To be done —
Search the data for the string "JSON" and gather each line it is in.

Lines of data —

-----

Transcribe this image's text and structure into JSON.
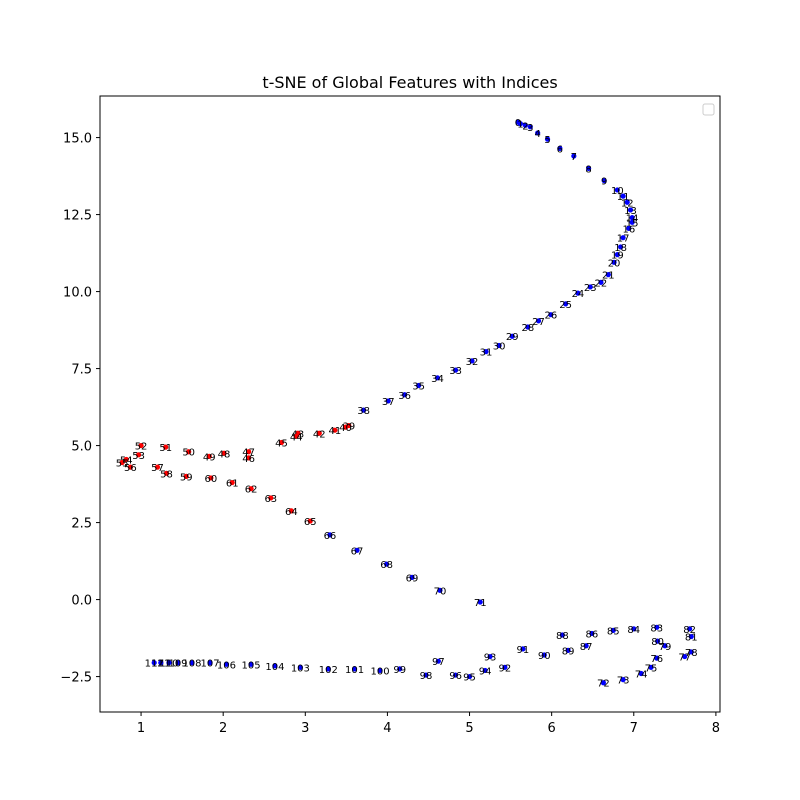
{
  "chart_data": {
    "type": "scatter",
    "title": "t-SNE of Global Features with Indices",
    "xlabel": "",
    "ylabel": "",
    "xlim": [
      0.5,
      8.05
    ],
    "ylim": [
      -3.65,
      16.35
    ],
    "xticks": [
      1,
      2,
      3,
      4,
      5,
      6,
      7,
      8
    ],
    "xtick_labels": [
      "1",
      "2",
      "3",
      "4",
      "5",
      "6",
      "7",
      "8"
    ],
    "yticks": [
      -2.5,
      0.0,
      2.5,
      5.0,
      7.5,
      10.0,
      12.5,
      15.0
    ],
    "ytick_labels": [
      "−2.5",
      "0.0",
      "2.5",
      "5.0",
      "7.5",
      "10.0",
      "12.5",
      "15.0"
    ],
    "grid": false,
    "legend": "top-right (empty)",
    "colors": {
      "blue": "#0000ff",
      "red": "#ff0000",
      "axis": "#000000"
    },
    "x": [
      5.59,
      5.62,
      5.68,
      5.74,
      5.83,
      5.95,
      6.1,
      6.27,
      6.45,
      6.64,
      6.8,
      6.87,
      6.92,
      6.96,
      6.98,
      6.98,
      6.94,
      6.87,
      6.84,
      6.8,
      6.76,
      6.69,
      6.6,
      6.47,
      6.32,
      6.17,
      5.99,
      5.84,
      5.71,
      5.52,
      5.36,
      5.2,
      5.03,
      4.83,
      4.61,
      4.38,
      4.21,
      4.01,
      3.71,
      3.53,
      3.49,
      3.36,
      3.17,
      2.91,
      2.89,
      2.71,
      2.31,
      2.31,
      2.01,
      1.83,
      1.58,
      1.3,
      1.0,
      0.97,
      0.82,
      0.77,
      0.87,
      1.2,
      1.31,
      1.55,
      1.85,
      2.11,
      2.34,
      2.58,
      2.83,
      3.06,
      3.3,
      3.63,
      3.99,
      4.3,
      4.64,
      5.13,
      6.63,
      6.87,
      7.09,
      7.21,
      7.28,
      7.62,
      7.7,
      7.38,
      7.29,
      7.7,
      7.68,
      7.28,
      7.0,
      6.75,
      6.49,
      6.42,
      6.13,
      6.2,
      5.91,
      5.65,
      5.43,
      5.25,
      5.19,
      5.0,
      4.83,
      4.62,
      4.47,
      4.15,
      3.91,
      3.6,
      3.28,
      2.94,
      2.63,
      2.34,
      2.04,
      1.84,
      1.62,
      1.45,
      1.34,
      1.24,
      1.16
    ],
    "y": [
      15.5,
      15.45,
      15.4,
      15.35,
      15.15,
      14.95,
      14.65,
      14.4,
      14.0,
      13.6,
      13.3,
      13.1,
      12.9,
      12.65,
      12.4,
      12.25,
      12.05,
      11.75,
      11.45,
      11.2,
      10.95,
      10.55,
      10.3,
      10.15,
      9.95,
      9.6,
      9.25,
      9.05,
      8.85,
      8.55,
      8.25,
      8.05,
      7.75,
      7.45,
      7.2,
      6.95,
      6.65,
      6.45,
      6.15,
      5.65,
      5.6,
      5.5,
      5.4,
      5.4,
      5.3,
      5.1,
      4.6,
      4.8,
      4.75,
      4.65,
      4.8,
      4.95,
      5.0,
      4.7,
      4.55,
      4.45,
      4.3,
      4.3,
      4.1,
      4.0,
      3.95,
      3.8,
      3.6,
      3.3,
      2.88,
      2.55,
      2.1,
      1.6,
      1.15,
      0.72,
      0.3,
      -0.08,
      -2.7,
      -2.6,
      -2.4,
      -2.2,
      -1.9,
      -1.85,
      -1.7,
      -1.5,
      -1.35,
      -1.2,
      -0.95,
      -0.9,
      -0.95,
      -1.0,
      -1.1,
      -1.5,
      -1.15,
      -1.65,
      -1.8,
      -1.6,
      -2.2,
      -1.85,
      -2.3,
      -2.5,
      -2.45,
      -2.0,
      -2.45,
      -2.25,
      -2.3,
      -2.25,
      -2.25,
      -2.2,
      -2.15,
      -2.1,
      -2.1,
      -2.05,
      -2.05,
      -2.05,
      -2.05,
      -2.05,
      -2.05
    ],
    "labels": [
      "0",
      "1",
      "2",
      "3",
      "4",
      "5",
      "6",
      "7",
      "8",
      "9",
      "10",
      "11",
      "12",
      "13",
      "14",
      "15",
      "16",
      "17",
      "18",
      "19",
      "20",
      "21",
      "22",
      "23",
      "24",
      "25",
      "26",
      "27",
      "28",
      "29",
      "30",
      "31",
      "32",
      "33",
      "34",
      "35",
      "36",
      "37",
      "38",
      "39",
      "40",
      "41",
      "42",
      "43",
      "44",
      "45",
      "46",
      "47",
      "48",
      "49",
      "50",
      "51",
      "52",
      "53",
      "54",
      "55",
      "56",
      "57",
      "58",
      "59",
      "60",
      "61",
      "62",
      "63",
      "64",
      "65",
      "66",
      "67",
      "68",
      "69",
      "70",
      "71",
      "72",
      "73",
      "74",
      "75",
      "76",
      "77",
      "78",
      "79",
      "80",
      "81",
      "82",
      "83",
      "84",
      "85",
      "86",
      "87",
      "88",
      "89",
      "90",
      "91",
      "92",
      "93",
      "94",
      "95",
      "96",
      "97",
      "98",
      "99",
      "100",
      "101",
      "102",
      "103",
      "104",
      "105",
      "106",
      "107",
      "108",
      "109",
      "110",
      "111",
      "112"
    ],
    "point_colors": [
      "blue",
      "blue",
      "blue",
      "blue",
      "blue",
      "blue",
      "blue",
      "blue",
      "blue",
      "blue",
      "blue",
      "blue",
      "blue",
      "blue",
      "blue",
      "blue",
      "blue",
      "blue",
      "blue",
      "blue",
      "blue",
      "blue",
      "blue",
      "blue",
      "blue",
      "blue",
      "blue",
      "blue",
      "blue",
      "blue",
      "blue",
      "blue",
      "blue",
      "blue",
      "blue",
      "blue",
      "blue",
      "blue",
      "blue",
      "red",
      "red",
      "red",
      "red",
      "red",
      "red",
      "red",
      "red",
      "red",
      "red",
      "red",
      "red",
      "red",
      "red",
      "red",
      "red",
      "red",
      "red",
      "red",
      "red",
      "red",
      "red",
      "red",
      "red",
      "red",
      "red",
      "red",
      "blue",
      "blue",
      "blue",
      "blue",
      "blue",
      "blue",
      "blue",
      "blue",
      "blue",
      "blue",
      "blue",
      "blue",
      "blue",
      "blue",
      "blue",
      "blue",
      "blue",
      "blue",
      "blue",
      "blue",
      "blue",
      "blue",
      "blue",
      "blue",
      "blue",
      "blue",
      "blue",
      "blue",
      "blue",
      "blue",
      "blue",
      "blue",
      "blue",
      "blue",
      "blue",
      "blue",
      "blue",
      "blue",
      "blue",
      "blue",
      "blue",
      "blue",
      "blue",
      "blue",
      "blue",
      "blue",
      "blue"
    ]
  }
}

-----

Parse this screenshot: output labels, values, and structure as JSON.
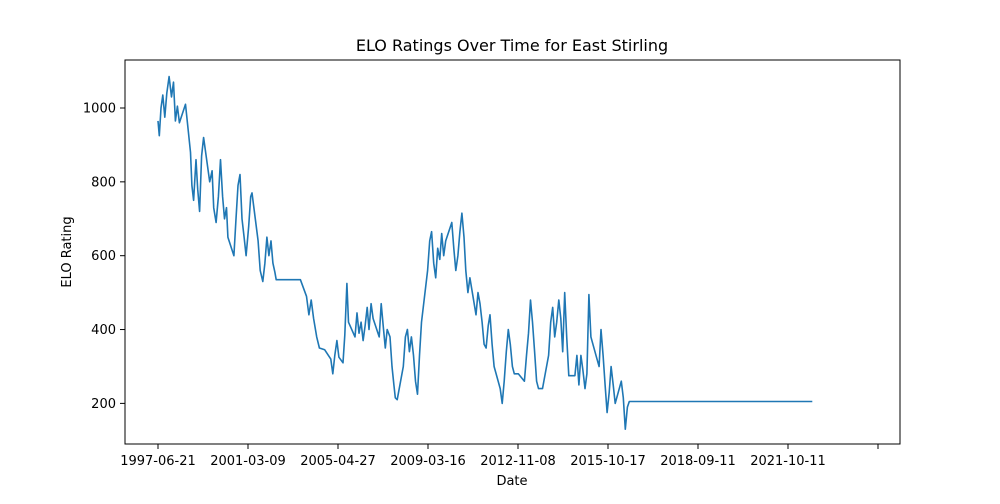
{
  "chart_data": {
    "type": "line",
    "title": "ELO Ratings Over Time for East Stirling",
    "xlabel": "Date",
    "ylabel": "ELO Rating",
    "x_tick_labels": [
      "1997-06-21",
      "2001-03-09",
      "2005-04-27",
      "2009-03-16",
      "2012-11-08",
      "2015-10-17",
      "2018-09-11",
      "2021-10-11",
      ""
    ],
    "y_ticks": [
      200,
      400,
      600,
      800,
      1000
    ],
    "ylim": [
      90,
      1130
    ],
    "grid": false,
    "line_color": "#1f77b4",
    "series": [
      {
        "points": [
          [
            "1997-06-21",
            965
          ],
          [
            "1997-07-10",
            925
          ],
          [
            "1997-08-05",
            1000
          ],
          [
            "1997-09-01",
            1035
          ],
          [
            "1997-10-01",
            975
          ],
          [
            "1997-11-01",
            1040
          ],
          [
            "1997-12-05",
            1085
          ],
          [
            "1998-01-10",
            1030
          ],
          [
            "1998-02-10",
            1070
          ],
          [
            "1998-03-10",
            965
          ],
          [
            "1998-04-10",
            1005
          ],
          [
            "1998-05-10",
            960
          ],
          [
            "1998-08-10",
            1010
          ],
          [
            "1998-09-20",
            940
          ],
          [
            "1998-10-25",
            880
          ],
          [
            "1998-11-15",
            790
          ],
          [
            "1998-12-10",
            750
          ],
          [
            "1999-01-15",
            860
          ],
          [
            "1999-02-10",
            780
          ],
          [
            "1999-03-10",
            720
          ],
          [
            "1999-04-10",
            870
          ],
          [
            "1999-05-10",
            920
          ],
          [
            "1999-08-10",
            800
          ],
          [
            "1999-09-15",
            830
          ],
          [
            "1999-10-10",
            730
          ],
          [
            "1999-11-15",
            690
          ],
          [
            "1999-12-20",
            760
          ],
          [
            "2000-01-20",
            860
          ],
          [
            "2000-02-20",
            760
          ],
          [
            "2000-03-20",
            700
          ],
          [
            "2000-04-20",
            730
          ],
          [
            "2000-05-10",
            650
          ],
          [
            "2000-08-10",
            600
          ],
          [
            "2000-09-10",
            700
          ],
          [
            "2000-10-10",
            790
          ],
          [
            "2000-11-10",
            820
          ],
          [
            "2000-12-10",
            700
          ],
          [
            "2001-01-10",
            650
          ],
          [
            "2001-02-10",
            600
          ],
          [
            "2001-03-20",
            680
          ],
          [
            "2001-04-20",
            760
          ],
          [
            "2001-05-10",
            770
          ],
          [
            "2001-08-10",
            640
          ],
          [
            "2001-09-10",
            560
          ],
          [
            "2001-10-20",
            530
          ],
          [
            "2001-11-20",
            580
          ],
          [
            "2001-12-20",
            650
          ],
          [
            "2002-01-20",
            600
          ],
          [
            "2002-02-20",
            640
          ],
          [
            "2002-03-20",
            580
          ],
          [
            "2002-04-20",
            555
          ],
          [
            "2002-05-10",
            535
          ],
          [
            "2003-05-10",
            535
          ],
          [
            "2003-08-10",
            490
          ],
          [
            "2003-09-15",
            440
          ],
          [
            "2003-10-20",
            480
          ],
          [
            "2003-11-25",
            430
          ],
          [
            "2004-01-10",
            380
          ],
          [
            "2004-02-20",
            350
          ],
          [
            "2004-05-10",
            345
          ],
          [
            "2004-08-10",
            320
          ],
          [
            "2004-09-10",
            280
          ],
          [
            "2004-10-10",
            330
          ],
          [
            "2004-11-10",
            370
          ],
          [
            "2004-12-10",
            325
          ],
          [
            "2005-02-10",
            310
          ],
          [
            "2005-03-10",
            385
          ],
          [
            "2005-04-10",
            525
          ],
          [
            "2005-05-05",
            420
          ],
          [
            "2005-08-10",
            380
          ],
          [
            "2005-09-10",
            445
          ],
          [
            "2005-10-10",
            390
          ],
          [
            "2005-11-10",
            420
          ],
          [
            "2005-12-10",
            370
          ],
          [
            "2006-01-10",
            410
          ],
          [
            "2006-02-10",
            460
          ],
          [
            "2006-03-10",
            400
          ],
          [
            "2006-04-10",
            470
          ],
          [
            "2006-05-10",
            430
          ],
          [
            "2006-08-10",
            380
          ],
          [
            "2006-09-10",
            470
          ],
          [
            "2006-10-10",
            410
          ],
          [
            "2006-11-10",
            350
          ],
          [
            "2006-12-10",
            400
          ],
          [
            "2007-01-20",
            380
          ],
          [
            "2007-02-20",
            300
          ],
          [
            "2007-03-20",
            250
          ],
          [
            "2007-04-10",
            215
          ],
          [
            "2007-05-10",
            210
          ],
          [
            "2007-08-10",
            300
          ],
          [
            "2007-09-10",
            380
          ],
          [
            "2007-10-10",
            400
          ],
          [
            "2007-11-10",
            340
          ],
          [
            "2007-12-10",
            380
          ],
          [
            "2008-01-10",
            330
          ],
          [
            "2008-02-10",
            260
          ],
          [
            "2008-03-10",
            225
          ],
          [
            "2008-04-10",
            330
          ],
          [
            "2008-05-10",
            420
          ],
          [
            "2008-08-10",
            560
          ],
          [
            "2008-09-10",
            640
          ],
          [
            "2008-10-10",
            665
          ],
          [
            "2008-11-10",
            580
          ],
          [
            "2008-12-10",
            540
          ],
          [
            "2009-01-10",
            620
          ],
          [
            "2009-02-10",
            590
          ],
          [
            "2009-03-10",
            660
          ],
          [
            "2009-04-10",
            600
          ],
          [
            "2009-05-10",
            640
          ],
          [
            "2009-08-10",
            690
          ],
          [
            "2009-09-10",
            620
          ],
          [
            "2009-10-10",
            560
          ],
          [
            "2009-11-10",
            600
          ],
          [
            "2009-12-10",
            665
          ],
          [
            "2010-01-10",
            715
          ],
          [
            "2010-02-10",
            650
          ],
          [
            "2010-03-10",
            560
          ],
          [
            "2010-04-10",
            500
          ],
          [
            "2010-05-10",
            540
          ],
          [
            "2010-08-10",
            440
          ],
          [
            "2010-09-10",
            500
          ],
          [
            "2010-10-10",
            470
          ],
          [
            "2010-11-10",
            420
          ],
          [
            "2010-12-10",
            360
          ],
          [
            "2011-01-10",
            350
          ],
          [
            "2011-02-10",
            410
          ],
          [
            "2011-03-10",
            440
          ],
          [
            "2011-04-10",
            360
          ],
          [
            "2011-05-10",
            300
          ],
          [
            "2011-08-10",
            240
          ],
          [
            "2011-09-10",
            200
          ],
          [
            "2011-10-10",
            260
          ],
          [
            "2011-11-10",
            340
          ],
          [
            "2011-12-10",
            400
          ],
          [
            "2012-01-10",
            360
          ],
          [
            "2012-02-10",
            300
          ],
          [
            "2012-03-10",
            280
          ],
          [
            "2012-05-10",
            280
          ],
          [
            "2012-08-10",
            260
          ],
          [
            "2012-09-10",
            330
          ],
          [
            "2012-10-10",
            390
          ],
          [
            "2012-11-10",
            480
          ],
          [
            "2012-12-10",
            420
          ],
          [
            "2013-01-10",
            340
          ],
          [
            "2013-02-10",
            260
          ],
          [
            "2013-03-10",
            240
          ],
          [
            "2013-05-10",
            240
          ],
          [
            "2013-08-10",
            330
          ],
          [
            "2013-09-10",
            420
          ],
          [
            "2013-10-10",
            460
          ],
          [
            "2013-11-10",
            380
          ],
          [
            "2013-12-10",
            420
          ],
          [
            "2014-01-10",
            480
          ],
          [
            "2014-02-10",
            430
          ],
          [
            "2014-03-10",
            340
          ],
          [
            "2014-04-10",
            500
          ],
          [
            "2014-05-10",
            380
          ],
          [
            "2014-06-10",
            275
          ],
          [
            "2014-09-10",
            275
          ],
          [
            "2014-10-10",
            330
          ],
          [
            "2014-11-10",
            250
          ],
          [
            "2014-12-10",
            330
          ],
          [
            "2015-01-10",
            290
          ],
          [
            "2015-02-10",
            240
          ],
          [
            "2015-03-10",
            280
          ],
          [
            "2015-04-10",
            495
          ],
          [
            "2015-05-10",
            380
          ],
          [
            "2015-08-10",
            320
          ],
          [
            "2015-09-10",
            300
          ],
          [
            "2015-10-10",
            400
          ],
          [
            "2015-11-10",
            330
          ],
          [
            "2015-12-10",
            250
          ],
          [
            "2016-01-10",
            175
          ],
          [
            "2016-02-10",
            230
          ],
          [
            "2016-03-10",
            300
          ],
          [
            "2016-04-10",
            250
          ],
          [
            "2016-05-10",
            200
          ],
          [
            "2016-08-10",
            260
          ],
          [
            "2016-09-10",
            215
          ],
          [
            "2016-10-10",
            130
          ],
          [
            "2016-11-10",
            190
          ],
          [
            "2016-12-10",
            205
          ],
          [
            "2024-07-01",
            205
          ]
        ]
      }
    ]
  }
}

-----

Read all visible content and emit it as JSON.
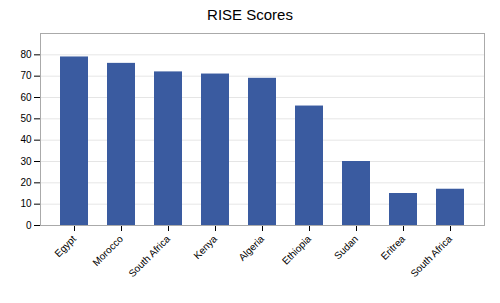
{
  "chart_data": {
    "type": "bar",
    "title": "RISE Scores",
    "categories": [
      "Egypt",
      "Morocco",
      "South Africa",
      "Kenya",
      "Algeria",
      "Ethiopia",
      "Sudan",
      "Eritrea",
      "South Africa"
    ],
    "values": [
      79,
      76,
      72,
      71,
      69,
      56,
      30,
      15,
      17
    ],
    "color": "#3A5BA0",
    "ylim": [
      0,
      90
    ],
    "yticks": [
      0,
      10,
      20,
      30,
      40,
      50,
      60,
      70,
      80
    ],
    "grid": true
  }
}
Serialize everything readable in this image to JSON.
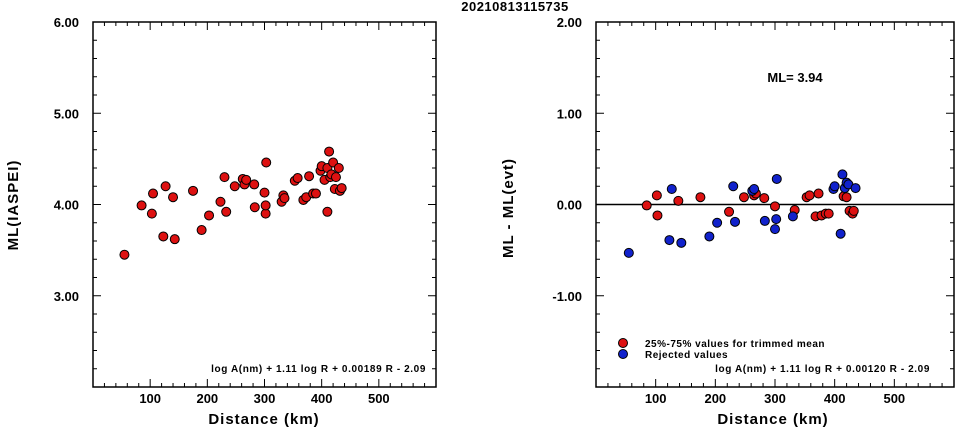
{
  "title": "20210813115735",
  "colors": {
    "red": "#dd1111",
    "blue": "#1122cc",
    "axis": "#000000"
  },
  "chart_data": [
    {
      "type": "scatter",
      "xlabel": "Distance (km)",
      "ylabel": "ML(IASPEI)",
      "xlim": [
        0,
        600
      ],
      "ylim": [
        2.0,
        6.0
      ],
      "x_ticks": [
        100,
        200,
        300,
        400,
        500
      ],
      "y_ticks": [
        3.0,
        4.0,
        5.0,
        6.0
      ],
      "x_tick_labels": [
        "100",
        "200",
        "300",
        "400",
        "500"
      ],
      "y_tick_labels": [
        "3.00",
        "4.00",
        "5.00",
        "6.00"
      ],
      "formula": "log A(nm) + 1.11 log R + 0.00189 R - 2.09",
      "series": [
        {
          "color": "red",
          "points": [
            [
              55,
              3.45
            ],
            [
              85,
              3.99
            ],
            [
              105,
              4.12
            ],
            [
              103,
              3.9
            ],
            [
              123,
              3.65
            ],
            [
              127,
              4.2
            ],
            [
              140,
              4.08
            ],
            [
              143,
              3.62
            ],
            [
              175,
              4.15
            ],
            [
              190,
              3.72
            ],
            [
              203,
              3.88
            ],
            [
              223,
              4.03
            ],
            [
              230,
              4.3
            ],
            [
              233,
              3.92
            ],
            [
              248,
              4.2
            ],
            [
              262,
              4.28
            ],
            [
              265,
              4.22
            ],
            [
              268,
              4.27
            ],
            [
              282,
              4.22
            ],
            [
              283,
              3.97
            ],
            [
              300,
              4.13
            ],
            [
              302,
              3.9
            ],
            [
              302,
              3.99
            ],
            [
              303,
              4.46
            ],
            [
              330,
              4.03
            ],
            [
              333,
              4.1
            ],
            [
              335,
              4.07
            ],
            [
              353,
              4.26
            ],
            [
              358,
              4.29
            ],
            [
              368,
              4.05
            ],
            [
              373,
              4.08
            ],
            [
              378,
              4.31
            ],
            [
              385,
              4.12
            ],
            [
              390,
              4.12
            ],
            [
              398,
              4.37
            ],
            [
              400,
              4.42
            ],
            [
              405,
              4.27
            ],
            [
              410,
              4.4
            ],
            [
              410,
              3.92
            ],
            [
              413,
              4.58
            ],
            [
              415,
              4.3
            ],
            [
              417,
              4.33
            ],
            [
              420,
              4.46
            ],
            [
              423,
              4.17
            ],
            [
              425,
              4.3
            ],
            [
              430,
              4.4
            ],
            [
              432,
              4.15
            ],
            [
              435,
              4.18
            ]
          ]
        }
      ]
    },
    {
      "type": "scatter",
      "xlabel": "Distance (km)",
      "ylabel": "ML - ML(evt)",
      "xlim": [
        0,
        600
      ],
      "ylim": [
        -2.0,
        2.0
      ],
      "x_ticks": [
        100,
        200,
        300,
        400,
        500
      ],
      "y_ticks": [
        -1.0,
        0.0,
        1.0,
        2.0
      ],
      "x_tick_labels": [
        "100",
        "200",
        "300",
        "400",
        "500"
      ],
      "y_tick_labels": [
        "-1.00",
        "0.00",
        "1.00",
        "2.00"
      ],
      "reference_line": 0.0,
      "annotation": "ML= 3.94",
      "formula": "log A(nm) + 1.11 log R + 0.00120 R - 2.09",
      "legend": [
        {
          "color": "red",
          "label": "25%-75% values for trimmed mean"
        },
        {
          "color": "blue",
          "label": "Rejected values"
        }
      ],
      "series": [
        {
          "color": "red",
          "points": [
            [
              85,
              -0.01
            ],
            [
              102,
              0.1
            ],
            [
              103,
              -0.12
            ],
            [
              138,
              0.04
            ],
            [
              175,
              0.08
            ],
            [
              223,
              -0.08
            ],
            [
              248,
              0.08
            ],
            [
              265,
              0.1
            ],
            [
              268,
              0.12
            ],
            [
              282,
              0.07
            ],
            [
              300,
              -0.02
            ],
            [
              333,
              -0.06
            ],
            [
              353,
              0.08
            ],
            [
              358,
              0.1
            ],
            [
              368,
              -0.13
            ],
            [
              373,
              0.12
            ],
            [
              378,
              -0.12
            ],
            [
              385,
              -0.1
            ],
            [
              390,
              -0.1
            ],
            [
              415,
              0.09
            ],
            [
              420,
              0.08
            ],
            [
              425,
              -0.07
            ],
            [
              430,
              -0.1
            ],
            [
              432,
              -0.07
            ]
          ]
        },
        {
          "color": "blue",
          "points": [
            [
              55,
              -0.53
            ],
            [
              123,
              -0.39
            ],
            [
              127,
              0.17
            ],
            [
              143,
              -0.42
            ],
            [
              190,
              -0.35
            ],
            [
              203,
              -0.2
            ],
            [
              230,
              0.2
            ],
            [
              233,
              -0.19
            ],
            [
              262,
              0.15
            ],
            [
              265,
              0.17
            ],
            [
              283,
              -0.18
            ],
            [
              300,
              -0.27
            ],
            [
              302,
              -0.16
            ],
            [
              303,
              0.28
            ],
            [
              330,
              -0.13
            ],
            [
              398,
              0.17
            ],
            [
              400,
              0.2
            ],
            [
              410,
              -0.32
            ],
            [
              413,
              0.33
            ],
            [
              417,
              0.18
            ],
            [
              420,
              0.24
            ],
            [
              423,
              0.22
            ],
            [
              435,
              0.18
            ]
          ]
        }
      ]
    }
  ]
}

-----

Solution —
Transcribe this image's text and structure into JSON.
Parse this screenshot: output labels, values, and structure as JSON.
Read all visible content and emit it as JSON.
Serialize everything readable in this image to JSON.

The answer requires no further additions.